(Stored data entries)
************
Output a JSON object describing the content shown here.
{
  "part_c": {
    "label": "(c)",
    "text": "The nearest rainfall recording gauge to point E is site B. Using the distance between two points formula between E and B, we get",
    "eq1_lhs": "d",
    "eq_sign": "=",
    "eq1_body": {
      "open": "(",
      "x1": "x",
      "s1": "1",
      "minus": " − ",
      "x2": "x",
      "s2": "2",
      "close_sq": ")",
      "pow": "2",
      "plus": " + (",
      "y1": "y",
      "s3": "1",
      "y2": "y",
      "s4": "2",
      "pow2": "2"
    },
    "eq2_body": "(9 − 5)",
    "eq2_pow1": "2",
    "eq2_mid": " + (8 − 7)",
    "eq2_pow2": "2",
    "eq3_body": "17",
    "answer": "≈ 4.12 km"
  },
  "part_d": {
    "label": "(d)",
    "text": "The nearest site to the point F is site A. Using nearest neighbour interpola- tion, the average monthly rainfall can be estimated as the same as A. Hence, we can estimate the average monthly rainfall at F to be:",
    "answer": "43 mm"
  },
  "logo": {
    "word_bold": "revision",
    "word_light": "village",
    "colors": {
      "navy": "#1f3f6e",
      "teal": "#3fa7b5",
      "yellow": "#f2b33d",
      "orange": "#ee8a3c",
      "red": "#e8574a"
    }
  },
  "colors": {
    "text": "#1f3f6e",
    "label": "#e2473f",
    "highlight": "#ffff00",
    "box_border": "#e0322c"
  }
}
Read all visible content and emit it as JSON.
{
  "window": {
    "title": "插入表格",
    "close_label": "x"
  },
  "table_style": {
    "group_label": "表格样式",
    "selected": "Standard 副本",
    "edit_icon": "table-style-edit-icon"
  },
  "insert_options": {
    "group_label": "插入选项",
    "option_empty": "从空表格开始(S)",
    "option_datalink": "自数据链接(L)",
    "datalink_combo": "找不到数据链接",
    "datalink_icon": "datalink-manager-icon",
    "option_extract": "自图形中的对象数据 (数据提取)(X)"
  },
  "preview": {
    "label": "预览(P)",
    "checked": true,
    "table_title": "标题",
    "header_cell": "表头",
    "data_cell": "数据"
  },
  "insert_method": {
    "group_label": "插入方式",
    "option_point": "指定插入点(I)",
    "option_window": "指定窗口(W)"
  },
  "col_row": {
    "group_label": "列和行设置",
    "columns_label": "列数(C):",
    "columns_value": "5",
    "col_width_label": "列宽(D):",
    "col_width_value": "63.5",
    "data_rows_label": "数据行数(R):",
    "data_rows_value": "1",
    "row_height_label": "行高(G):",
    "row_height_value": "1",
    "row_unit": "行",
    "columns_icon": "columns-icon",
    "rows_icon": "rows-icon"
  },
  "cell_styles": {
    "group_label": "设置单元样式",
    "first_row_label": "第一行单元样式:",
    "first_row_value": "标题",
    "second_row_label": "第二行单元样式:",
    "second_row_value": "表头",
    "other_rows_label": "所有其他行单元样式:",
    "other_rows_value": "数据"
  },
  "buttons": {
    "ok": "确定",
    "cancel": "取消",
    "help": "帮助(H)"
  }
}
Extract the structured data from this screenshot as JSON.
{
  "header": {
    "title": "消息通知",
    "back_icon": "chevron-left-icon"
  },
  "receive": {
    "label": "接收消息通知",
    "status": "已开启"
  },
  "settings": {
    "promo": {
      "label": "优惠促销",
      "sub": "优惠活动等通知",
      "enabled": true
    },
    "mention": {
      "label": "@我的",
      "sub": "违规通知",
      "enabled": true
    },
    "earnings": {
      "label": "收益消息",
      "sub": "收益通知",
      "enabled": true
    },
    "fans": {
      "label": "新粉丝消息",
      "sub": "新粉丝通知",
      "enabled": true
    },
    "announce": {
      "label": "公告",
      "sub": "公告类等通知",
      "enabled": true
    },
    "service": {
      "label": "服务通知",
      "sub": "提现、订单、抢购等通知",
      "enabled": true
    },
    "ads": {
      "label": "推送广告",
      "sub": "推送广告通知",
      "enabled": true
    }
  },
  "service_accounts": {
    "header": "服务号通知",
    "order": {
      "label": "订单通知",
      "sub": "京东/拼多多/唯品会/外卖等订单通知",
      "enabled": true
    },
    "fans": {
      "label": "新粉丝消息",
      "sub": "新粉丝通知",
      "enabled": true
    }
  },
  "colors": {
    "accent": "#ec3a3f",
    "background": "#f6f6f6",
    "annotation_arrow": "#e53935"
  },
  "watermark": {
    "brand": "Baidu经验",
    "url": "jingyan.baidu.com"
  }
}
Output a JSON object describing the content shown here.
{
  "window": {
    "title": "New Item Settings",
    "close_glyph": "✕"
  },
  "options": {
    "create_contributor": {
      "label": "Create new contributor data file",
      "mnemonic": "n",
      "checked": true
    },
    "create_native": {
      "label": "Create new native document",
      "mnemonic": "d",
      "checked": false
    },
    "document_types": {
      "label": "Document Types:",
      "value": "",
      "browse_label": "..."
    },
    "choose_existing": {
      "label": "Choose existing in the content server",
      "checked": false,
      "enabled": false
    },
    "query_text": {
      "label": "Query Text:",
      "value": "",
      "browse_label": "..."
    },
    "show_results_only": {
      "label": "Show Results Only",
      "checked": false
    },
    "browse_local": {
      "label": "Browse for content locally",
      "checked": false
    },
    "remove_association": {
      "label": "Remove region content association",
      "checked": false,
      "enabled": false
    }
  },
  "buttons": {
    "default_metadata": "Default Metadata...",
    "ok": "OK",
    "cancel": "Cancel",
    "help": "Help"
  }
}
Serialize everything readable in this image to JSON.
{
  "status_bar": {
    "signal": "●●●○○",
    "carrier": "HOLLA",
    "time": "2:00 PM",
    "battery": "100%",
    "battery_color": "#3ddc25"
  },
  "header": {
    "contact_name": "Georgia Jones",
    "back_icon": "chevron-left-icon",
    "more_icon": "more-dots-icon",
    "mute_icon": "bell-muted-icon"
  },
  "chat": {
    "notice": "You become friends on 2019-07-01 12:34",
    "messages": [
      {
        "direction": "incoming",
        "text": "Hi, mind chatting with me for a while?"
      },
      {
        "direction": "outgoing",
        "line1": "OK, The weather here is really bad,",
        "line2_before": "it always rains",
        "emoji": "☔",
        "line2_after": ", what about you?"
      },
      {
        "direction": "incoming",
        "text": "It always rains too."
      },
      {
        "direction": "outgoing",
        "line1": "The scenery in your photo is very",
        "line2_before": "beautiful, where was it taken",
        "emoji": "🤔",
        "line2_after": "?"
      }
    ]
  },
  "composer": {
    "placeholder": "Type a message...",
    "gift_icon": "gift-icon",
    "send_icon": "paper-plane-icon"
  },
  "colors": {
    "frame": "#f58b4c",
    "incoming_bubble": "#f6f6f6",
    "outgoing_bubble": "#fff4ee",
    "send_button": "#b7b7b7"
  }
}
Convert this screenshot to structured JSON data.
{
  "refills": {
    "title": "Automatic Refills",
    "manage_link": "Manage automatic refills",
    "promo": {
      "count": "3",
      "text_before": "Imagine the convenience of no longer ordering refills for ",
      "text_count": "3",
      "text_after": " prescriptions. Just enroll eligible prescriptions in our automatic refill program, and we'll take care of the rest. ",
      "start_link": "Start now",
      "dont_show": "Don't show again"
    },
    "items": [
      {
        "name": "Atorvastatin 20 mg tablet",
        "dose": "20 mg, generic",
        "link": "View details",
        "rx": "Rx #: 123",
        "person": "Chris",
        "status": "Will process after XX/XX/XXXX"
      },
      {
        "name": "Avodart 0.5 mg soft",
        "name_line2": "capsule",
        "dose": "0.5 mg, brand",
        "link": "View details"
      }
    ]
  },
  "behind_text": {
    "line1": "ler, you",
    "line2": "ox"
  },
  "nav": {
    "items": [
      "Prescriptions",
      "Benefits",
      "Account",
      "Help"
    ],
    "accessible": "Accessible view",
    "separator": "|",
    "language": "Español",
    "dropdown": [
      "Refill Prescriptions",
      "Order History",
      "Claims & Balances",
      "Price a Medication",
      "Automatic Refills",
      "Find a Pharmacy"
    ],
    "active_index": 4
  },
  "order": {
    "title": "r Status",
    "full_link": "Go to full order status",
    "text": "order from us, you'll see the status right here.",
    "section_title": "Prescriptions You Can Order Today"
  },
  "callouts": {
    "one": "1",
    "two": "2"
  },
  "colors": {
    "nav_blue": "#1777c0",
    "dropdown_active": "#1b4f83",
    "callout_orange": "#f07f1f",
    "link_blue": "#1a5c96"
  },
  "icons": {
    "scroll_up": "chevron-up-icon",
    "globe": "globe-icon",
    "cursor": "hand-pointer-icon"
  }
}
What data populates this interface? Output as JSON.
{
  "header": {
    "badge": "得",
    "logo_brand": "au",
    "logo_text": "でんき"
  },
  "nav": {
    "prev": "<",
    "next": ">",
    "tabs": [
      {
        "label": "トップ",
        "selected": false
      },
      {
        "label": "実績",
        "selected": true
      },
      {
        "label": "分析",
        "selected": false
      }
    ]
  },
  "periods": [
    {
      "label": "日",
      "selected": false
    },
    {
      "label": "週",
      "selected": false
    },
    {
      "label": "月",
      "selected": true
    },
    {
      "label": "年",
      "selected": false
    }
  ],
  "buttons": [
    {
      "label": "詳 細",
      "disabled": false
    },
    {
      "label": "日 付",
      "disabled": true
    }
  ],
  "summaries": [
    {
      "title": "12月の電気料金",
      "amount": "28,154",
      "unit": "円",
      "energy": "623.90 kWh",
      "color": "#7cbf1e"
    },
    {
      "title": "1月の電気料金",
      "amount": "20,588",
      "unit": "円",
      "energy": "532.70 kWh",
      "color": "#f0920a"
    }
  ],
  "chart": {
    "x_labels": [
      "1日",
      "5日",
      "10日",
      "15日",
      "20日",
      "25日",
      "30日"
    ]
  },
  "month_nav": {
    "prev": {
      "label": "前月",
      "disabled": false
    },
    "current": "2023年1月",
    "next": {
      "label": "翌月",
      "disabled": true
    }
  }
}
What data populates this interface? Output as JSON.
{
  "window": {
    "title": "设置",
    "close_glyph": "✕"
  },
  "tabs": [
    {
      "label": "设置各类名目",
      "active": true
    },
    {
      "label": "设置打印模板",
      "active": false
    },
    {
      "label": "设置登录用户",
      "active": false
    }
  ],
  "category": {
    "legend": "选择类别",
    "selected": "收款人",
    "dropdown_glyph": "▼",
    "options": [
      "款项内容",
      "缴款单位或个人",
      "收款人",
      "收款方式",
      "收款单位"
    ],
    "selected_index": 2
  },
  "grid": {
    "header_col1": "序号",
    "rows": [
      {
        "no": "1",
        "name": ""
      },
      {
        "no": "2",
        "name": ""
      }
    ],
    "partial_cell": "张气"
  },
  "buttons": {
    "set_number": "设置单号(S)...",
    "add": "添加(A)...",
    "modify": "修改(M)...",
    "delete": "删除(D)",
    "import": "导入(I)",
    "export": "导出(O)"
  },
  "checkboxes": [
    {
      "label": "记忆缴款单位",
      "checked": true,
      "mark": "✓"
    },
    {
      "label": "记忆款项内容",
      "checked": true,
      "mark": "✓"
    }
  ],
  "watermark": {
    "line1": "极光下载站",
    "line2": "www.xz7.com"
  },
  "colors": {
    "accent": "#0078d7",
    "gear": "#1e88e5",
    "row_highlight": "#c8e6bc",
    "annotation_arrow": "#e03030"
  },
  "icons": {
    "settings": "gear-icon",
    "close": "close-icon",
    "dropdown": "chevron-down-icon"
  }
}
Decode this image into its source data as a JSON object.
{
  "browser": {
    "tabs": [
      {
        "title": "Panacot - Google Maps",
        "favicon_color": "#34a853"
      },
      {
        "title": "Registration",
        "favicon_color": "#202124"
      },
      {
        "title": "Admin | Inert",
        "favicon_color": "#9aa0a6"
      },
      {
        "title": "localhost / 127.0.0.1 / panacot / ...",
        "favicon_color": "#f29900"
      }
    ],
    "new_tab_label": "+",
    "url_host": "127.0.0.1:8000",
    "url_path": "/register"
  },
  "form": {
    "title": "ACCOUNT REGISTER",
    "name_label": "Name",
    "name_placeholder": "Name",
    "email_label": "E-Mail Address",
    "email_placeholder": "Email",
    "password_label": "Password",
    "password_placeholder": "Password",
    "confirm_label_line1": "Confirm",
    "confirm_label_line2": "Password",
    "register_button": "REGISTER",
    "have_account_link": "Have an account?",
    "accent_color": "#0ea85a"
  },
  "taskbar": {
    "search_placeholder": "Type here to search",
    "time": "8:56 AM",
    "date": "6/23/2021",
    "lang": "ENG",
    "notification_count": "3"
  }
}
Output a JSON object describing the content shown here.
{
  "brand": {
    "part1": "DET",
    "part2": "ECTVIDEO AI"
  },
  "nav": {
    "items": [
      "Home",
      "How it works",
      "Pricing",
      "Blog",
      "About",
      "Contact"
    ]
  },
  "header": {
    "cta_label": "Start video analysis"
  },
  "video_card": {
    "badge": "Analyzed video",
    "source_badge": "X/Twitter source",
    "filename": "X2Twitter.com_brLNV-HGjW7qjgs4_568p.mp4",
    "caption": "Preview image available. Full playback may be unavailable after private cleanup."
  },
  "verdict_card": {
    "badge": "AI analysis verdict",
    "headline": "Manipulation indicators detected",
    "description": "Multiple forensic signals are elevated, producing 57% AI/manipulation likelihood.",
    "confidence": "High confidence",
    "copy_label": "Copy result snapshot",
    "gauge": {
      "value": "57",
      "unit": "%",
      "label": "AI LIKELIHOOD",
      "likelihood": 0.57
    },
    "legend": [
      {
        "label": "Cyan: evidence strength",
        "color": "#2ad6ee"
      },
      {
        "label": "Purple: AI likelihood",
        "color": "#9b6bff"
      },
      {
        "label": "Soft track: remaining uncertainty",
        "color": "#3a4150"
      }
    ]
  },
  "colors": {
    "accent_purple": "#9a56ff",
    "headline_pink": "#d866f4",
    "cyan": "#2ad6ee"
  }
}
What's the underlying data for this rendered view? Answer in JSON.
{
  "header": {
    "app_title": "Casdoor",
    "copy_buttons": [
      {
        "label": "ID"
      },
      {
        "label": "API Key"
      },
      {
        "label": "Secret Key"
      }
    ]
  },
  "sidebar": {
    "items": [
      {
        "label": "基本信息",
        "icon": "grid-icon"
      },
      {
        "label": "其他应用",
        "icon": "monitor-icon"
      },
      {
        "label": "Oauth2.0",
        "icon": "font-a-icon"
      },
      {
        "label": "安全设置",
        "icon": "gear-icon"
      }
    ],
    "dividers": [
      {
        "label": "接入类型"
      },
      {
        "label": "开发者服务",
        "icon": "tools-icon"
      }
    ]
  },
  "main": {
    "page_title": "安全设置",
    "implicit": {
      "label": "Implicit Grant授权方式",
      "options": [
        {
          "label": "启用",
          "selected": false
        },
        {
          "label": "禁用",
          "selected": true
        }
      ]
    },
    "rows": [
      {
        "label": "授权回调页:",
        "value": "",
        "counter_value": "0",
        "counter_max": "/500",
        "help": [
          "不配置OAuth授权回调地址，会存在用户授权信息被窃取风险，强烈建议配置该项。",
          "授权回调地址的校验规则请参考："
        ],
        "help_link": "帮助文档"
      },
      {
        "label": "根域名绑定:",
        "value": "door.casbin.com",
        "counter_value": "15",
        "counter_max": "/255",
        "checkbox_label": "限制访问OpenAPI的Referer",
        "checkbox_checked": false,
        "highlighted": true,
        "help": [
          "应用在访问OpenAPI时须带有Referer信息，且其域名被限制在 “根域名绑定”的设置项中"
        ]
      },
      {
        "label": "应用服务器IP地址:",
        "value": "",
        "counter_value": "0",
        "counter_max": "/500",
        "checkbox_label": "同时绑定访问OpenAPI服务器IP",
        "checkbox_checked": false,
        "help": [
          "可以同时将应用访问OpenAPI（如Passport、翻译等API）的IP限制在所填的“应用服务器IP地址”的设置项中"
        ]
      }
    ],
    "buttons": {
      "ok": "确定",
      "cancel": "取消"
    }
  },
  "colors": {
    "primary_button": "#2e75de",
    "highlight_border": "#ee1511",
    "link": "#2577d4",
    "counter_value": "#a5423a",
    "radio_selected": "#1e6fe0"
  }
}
************
Look through the material above. Copy each line where the word "rains" appears.

• _The output_:
        "line2_before": "it always rains",
        "text": "It always rains too."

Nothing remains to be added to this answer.